## Begin Material to process

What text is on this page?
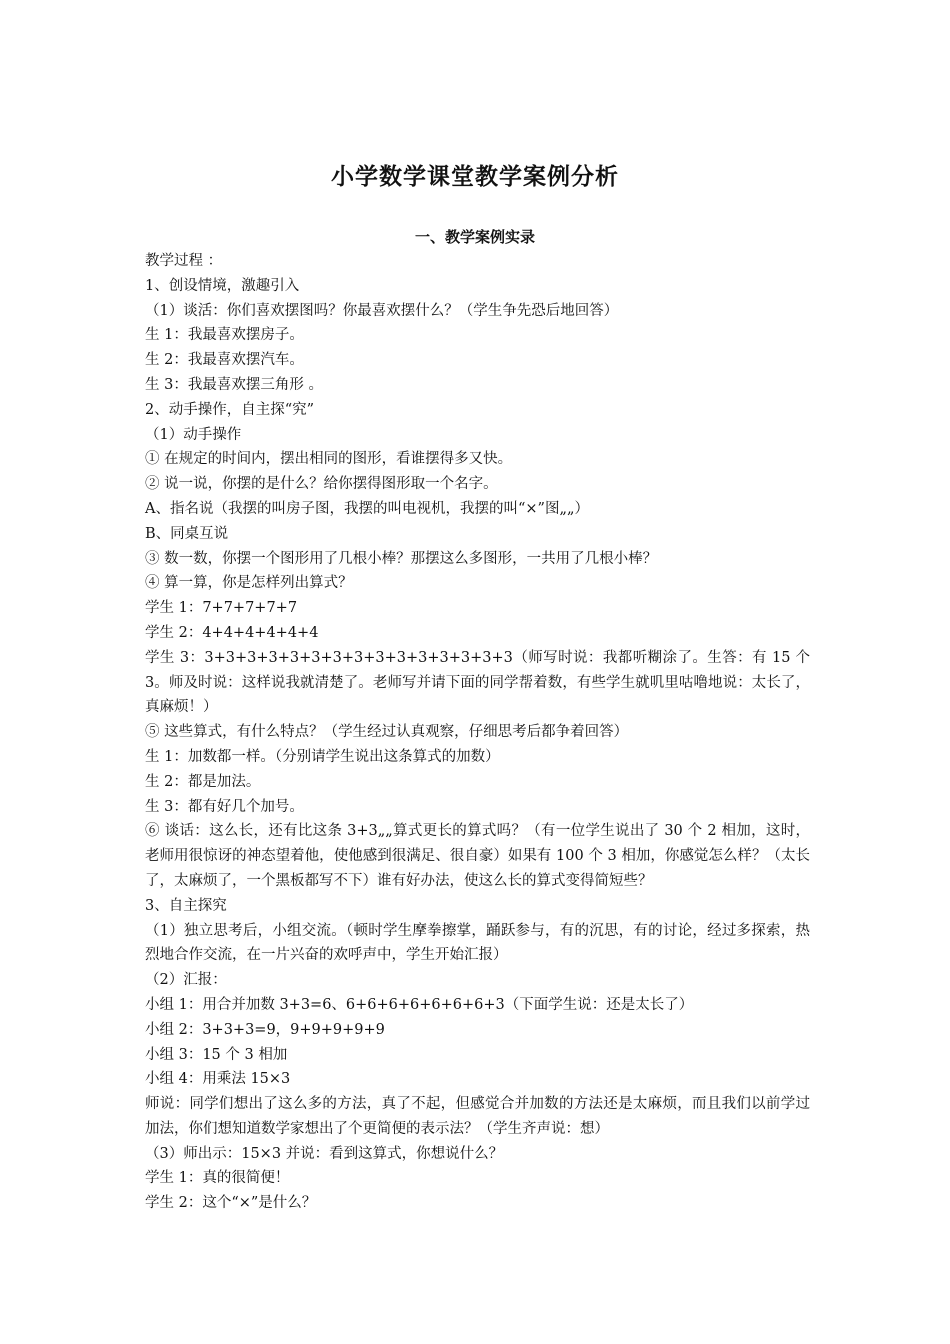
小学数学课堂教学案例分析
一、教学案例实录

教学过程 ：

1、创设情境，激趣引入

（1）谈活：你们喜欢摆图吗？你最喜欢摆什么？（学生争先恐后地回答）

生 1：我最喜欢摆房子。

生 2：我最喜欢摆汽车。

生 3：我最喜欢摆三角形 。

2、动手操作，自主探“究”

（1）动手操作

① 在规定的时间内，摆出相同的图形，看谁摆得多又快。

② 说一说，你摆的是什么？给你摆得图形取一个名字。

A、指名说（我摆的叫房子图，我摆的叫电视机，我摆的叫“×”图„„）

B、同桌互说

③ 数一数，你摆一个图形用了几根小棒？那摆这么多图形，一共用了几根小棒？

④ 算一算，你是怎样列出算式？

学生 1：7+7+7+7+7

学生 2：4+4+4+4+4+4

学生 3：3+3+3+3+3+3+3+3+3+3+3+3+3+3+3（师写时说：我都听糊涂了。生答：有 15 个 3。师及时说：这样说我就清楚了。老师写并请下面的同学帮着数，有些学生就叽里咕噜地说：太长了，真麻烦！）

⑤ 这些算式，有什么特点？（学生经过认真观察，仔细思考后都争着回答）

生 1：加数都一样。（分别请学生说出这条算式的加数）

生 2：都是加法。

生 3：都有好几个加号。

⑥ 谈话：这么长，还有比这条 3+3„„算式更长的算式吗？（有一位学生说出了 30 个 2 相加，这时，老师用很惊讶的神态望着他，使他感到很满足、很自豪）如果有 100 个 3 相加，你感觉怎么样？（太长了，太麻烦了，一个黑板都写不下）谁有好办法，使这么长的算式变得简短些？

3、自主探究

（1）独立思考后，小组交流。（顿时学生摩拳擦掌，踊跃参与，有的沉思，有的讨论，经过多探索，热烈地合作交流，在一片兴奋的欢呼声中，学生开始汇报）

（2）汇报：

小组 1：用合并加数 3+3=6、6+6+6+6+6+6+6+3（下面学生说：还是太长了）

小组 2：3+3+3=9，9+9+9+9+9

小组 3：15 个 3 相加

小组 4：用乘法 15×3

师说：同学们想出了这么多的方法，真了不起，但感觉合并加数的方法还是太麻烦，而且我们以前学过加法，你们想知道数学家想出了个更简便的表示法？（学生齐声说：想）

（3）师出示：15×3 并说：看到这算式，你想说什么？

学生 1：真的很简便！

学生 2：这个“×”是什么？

## End Material to process
## Begin Material to process

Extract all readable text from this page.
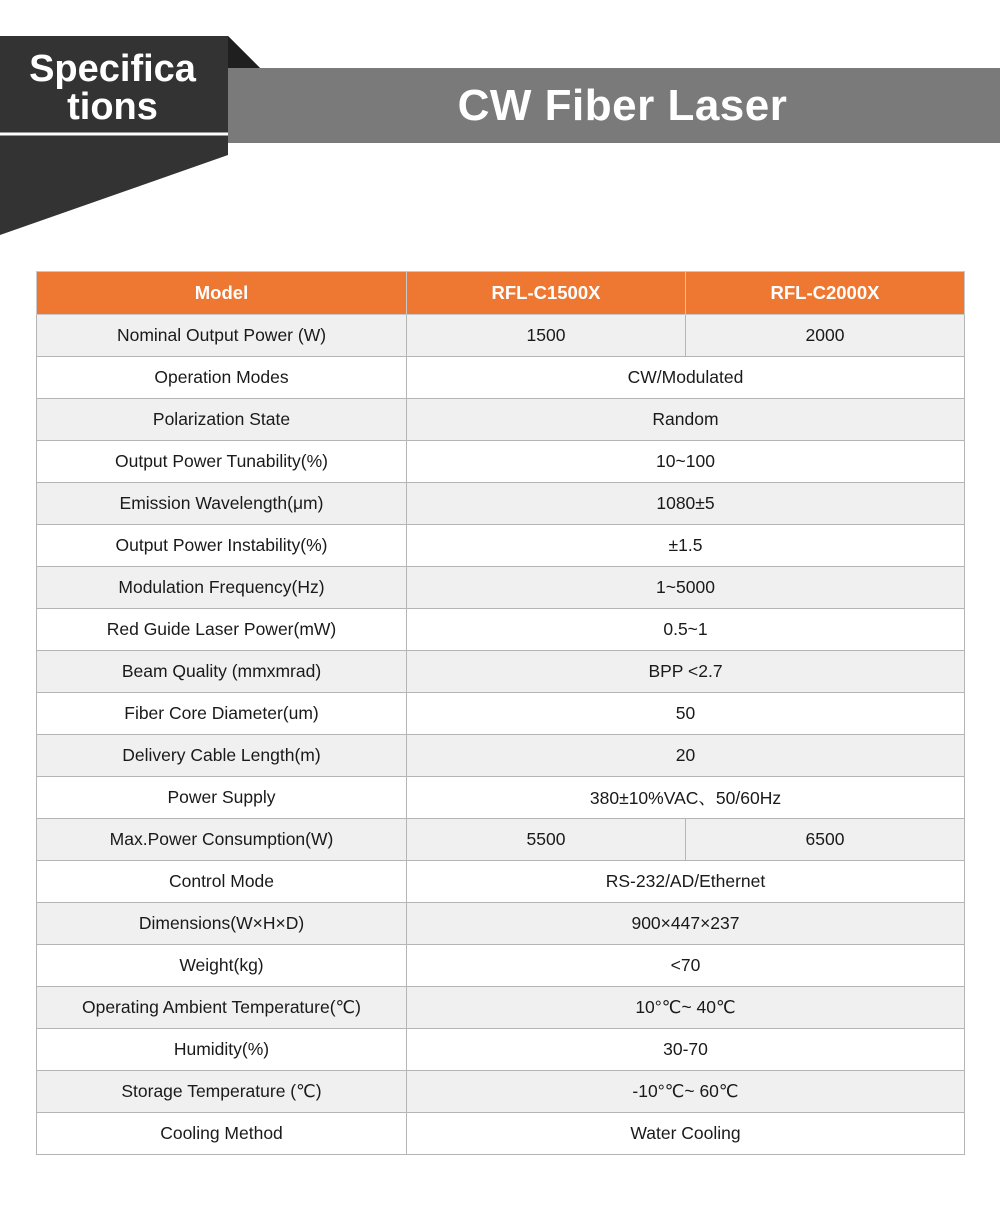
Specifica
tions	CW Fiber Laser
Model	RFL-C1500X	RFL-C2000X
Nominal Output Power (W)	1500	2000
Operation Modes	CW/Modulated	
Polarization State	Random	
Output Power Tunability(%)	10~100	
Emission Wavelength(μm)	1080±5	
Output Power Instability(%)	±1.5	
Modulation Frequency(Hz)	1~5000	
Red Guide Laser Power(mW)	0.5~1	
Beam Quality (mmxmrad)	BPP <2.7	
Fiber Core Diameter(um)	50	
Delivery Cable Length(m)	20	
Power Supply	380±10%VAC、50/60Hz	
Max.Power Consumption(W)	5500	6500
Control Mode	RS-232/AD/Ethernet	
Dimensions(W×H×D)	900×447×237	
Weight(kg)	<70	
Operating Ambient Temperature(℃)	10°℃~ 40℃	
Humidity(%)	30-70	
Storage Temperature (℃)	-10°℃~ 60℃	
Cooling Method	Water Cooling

## End Material to process
## Begin Material to process

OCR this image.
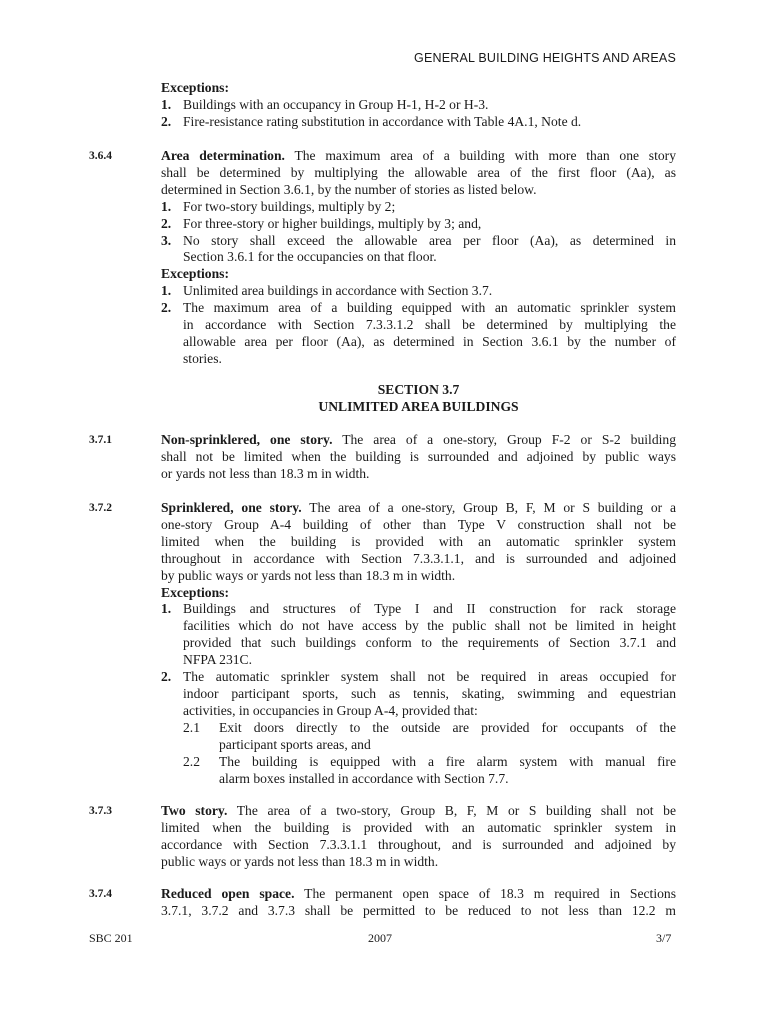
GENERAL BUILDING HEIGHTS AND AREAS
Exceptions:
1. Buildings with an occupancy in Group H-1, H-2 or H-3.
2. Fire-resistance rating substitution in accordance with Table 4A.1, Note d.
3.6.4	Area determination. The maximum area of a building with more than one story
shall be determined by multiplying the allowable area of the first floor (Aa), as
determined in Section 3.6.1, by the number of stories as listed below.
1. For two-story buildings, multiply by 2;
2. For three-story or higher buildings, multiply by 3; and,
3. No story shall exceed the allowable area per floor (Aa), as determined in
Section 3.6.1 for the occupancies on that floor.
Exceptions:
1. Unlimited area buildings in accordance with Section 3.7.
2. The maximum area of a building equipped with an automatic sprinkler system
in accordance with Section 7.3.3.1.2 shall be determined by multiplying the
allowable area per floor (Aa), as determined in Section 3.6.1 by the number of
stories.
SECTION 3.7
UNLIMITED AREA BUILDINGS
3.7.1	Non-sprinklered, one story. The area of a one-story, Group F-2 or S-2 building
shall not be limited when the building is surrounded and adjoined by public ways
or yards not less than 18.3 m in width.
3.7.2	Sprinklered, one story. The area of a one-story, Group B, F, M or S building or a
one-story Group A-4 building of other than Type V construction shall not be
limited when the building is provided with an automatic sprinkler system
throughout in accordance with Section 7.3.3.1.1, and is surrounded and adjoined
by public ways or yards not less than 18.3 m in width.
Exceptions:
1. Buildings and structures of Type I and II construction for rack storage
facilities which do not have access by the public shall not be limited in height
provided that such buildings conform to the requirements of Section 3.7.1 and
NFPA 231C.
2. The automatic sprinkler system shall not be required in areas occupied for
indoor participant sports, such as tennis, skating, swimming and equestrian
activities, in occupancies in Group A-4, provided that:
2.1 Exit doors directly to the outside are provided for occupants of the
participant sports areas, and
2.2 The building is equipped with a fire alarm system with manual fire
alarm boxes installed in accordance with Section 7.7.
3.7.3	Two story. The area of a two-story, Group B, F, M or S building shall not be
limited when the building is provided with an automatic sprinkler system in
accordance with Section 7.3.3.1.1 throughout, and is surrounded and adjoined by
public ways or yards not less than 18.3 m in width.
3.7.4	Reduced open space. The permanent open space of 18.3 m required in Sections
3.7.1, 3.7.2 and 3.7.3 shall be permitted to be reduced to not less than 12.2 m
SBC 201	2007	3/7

## End Material to process

--- What the task requires ---
Pick out the lines containing the string "participant".

--- The reply ---
indoor participant sports, such as tennis, skating, swimming and equestrian
participant sports areas, and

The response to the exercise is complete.